** start Data section **

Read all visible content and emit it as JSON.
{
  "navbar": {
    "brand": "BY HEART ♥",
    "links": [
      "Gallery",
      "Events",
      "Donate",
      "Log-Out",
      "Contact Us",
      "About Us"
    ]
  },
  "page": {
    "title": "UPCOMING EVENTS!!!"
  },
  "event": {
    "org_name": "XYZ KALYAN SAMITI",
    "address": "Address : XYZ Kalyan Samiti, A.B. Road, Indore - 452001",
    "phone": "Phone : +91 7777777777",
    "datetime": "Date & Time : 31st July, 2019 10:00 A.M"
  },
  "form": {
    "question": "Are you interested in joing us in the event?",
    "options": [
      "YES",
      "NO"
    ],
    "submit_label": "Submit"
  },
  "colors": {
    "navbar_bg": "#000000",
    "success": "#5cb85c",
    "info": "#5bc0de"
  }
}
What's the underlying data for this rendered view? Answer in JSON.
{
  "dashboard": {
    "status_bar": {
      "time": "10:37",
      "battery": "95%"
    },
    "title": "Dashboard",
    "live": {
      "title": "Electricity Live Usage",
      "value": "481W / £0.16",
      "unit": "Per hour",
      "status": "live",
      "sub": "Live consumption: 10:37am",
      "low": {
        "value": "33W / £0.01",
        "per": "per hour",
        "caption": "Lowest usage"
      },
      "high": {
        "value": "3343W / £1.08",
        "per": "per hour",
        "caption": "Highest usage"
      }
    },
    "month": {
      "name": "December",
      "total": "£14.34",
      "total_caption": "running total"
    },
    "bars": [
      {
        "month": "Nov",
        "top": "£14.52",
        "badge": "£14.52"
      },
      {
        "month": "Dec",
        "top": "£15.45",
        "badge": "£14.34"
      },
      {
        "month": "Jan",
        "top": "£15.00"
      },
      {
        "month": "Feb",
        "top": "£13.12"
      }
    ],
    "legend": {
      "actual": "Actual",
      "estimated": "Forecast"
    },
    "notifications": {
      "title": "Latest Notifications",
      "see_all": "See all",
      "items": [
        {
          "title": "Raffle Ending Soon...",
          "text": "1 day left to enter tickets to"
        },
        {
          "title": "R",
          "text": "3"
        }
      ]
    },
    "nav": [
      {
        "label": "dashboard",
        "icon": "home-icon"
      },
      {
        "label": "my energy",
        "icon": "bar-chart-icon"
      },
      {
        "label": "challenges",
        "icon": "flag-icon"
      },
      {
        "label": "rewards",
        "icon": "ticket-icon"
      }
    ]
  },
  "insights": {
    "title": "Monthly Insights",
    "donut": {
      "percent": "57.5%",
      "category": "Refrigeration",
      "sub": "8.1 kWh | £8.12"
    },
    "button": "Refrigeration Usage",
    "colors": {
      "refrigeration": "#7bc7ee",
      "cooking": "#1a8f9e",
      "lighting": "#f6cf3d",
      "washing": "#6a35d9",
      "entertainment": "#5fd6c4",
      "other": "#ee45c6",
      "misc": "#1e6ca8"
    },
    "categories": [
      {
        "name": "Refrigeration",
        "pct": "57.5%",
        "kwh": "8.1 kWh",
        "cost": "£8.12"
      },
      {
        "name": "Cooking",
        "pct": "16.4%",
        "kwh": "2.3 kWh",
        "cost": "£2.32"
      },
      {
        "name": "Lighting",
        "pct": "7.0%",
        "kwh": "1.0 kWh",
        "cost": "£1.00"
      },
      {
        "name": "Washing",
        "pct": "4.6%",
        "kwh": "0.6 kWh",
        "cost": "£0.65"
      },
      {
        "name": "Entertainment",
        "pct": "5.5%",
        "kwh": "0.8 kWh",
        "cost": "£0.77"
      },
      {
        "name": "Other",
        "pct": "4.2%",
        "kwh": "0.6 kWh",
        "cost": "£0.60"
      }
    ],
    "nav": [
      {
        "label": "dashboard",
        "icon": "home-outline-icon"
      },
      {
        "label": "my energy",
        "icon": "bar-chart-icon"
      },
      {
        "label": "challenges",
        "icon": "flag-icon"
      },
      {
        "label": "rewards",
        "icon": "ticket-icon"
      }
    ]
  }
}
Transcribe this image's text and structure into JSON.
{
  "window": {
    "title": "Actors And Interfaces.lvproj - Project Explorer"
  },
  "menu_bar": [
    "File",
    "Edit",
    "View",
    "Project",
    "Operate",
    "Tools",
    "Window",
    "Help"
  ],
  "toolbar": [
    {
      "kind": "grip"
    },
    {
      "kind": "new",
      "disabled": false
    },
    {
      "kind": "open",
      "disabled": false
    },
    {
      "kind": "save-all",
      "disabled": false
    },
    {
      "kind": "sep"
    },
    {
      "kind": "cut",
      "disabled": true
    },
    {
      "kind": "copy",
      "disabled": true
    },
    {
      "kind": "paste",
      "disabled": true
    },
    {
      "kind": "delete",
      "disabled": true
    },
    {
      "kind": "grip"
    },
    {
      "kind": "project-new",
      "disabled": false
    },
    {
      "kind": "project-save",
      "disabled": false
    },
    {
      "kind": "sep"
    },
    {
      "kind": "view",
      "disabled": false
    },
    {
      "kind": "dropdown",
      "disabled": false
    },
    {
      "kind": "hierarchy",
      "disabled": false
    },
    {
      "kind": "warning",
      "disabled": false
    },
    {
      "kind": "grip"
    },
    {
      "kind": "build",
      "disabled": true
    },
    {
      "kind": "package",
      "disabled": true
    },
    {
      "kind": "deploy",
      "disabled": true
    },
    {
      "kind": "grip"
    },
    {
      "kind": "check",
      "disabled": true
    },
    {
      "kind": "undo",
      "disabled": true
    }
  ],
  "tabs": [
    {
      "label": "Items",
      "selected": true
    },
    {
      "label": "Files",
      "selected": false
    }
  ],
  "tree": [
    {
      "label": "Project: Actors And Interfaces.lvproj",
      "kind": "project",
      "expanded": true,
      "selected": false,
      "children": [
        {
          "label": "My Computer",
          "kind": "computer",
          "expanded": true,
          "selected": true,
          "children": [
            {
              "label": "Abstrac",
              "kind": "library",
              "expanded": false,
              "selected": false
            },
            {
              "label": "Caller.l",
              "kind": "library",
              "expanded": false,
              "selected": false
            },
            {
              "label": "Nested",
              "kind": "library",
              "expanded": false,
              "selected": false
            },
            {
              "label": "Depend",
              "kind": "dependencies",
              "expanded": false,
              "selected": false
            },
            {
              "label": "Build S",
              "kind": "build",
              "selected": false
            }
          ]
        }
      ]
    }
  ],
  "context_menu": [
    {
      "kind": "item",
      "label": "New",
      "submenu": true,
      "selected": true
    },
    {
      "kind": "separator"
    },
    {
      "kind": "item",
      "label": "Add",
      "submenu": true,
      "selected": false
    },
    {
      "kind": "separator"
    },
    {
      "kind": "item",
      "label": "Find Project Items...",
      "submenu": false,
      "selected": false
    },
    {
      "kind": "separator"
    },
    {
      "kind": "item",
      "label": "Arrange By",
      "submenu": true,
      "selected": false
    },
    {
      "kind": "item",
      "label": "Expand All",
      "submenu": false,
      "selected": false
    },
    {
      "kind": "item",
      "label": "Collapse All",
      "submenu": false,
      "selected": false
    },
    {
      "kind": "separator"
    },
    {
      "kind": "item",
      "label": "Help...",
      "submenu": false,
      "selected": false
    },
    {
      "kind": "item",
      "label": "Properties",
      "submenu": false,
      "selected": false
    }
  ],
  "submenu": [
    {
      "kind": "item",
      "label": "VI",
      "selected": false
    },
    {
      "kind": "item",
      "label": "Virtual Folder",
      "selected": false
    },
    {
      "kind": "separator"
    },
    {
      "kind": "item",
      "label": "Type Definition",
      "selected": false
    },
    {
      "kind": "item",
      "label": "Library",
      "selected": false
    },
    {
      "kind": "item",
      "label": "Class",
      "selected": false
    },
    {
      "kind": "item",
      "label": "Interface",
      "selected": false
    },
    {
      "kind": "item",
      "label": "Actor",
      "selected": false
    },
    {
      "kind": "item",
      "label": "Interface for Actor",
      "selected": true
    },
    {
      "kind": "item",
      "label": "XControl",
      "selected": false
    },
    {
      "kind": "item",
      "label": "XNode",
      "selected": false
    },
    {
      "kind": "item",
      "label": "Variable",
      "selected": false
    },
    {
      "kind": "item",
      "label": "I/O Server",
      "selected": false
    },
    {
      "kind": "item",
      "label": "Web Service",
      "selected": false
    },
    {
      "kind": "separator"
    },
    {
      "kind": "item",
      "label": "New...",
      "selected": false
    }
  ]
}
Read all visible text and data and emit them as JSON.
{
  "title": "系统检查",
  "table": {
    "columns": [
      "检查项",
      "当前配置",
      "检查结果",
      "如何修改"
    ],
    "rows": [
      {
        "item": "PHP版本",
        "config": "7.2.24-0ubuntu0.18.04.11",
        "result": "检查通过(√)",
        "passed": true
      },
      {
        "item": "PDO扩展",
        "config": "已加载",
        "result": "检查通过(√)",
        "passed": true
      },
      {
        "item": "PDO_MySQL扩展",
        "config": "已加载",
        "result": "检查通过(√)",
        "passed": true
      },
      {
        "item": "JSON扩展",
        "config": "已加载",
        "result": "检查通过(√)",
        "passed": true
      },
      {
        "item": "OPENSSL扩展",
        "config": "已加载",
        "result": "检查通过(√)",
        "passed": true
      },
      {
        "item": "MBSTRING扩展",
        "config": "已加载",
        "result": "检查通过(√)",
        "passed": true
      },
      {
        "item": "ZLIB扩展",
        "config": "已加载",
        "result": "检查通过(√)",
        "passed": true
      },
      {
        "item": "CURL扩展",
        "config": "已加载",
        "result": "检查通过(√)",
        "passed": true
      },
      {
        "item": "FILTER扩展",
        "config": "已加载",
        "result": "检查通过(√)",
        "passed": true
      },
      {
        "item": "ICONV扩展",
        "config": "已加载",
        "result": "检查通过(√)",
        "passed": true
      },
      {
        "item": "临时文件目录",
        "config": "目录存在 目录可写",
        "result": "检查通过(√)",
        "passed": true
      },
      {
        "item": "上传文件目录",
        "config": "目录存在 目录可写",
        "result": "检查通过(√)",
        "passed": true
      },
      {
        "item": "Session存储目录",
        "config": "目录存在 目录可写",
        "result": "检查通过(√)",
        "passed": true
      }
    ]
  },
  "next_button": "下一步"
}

** end Data section **

### Request:
For each line of the entries that includes "Actors", show that line.

### Task solution:
    "title": "Actors And Interfaces.lvproj - Project Explorer"
      "label": "Project: Actors And Interfaces.lvproj",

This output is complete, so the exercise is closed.